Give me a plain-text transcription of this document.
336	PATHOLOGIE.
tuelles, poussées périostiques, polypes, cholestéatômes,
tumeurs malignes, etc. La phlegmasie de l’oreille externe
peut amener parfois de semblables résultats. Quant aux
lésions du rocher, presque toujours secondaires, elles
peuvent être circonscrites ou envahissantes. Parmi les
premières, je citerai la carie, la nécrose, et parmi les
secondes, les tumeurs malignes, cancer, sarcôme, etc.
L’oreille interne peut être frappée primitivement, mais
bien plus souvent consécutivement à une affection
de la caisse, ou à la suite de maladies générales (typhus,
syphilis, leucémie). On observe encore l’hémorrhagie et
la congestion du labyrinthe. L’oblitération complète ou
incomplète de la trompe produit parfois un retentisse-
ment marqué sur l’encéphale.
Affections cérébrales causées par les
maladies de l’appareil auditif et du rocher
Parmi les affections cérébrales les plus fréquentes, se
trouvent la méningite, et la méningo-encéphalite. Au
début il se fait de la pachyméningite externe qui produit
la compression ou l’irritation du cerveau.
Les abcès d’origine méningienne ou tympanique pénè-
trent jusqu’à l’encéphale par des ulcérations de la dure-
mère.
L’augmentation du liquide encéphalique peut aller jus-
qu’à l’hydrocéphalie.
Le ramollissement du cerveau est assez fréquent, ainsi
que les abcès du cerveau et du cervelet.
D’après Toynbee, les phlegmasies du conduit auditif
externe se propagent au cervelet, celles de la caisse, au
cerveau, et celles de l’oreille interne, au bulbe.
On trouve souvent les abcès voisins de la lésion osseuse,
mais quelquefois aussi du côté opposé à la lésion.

- - - -

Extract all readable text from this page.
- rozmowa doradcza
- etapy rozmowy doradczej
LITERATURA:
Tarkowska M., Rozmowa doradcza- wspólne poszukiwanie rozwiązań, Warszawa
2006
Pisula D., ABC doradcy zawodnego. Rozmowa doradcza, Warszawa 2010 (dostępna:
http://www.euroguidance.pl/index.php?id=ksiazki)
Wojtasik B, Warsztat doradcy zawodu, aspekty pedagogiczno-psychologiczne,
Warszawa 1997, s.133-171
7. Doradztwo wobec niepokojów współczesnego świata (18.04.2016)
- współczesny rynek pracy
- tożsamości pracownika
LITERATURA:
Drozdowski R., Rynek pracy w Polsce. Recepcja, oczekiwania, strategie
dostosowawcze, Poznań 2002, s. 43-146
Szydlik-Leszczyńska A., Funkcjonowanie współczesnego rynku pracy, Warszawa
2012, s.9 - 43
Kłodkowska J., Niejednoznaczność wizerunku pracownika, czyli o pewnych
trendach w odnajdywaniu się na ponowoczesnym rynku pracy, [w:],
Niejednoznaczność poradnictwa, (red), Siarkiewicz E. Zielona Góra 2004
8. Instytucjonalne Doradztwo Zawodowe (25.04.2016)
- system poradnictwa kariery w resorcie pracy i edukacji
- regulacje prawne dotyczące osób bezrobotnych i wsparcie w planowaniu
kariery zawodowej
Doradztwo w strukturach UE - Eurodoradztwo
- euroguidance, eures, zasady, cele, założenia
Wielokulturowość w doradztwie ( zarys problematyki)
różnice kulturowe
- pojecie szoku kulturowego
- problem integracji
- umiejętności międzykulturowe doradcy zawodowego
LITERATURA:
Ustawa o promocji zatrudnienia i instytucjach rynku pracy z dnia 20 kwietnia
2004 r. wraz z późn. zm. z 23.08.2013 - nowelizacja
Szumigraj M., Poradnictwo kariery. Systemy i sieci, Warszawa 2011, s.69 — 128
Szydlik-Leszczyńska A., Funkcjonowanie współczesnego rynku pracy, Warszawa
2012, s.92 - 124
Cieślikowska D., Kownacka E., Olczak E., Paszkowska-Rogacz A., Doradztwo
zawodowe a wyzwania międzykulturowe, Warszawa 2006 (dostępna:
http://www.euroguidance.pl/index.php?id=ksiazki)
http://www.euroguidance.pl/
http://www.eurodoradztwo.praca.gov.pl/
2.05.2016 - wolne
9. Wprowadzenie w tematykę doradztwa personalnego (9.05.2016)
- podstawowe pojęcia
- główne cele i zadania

- - - -

→ YOUR INSTRUCTIONS
Gather each line from the listing above that holds "pracy".

→ SOLUTION FOR THIS EXERCISE
- współczesny rynek pracy
Drozdowski R., Rynek pracy w Polsce. Recepcja, oczekiwania, strategie
Szydlik-Leszczyńska A., Funkcjonowanie współczesnego rynku pracy, Warszawa
trendach w odnajdywaniu się na ponowoczesnym rynku pracy, [w:],
- system poradnictwa kariery w resorcie pracy i edukacji
Ustawa o promocji zatrudnienia i instytucjach rynku pracy z dnia 20 kwietnia
Szydlik-Leszczyńska A., Funkcjonowanie współczesnego rynku pracy, Warszawa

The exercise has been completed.